» **Task to carry out**
Each line of the listing must be transcribed exactly, except for the images, which should be excluded.

======== Given records ========

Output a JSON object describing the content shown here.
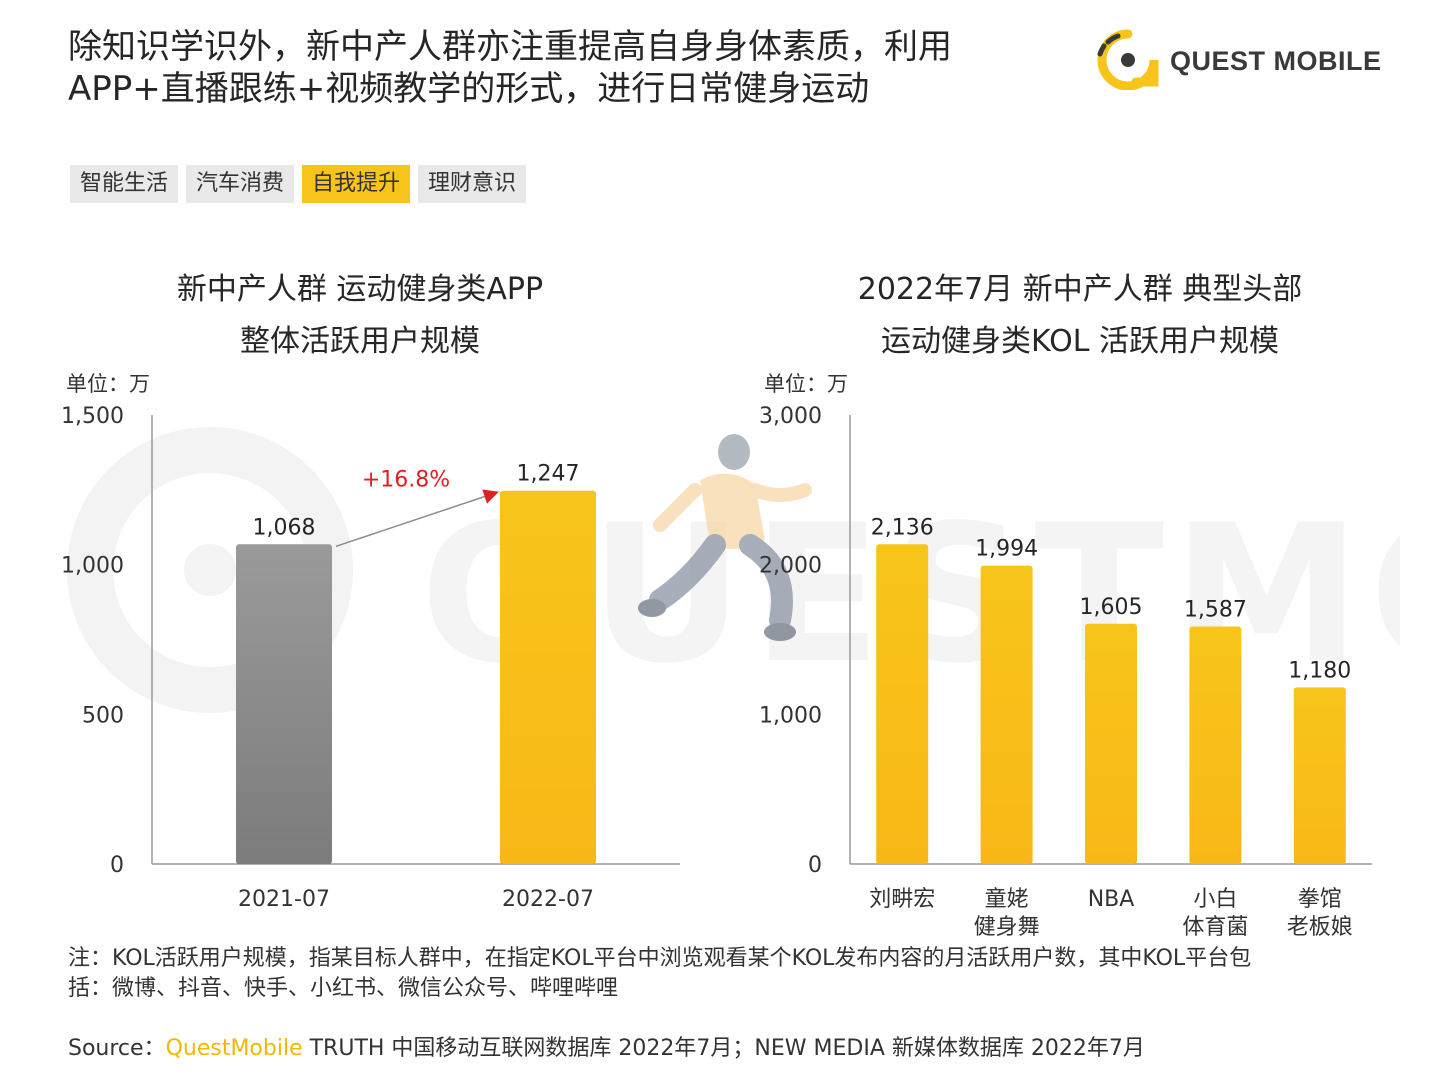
{
  "header": {
    "headline_line1": "除知识学识外，新中产人群亦注重提高自身身体素质，利用",
    "headline_line2": "APP+直播跟练+视频教学的形式，进行日常健身运动",
    "logo_text": "QUEST MOBILE"
  },
  "tabs": [
    {
      "label": "智能生活",
      "active": false
    },
    {
      "label": "汽车消费",
      "active": false
    },
    {
      "label": "自我提升",
      "active": true
    },
    {
      "label": "理财意识",
      "active": false
    }
  ],
  "colors": {
    "accent_yellow": "#F7C51A",
    "gray_bar": "#8C8C8C",
    "growth_red": "#E02020"
  },
  "chart_data": [
    {
      "type": "bar",
      "title_line1": "新中产人群 运动健身类APP",
      "title_line2": "整体活跃用户规模",
      "unit_label": "单位：万",
      "categories": [
        "2021-07",
        "2022-07"
      ],
      "values": [
        1068,
        1247
      ],
      "value_labels": [
        "1,068",
        "1,247"
      ],
      "bar_colors": [
        "#8C8C8C",
        "#F7C51A"
      ],
      "ylim": [
        0,
        1500
      ],
      "yticks": [
        0,
        500,
        1000,
        1500
      ],
      "ytick_labels": [
        "0",
        "500",
        "1,000",
        "1,500"
      ],
      "annotation": "+16.8%"
    },
    {
      "type": "bar",
      "title_line1": "2022年7月 新中产人群 典型头部",
      "title_line2": "运动健身类KOL 活跃用户规模",
      "unit_label": "单位：万",
      "categories": [
        "刘畊宏",
        "童姥\n健身舞",
        "NBA",
        "小白\n体育菌",
        "拳馆\n老板娘"
      ],
      "values": [
        2136,
        1994,
        1605,
        1587,
        1180
      ],
      "value_labels": [
        "2,136",
        "1,994",
        "1,605",
        "1,587",
        "1,180"
      ],
      "ylim": [
        0,
        3000
      ],
      "yticks": [
        0,
        1000,
        2000,
        3000
      ],
      "ytick_labels": [
        "0",
        "1,000",
        "2,000",
        "3,000"
      ]
    }
  ],
  "note": {
    "line1": "注：KOL活跃用户规模，指某目标人群中，在指定KOL平台中浏览观看某个KOL发布内容的月活跃用户数，其中KOL平台包",
    "line2": "括：微博、抖音、快手、小红书、微信公众号、哔哩哔哩"
  },
  "source": {
    "prefix": "Source：",
    "brand": "QuestMobile",
    "rest": " TRUTH 中国移动互联网数据库 2022年7月；NEW MEDIA 新媒体数据库 2022年7月"
  }
}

========

» **Answer below**
Output a JSON object describing the content shown here.
{
  "header": {
    "headline_line1": "除知识学识外，新中产人群亦注重提高自身身体素质，利用",
    "headline_line2": "APP+直播跟练+视频教学的形式，进行日常健身运动",
    "logo_text": "QUEST MOBILE"
  },
  "tabs": [
    {
      "label": "智能生活",
      "active": false
    },
    {
      "label": "汽车消费",
      "active": false
    },
    {
      "label": "自我提升",
      "active": true
    },
    {
      "label": "理财意识",
      "active": false
    }
  ],
  "colors": {
    "accent_yellow": "#F7C51A",
    "gray_bar": "#8C8C8C",
    "growth_red": "#E02020"
  },
  "chart_data": [
    {
      "type": "bar",
      "title_line1": "新中产人群 运动健身类APP",
      "title_line2": "整体活跃用户规模",
      "unit_label": "单位：万",
      "categories": [
        "2021-07",
        "2022-07"
      ],
      "values": [
        1068,
        1247
      ],
      "value_labels": [
        "1,068",
        "1,247"
      ],
      "bar_colors": [
        "#8C8C8C",
        "#F7C51A"
      ],
      "ylim": [
        0,
        1500
      ],
      "yticks": [
        0,
        500,
        1000,
        1500
      ],
      "ytick_labels": [
        "0",
        "500",
        "1,000",
        "1,500"
      ],
      "annotation": "+16.8%"
    },
    {
      "type": "bar",
      "title_line1": "2022年7月 新中产人群 典型头部",
      "title_line2": "运动健身类KOL 活跃用户规模",
      "unit_label": "单位：万",
      "categories": [
        "刘畊宏",
        "童姥\n健身舞",
        "NBA",
        "小白\n体育菌",
        "拳馆\n老板娘"
      ],
      "values": [
        2136,
        1994,
        1605,
        1587,
        1180
      ],
      "value_labels": [
        "2,136",
        "1,994",
        "1,605",
        "1,587",
        "1,180"
      ],
      "ylim": [
        0,
        3000
      ],
      "yticks": [
        0,
        1000,
        2000,
        3000
      ],
      "ytick_labels": [
        "0",
        "1,000",
        "2,000",
        "3,000"
      ]
    }
  ],
  "note": {
    "line1": "注：KOL活跃用户规模，指某目标人群中，在指定KOL平台中浏览观看某个KOL发布内容的月活跃用户数，其中KOL平台包",
    "line2": "括：微博、抖音、快手、小红书、微信公众号、哔哩哔哩"
  },
  "source": {
    "prefix": "Source：",
    "brand": "QuestMobile",
    "rest": " TRUTH 中国移动互联网数据库 2022年7月；NEW MEDIA 新媒体数据库 2022年7月"
  }
}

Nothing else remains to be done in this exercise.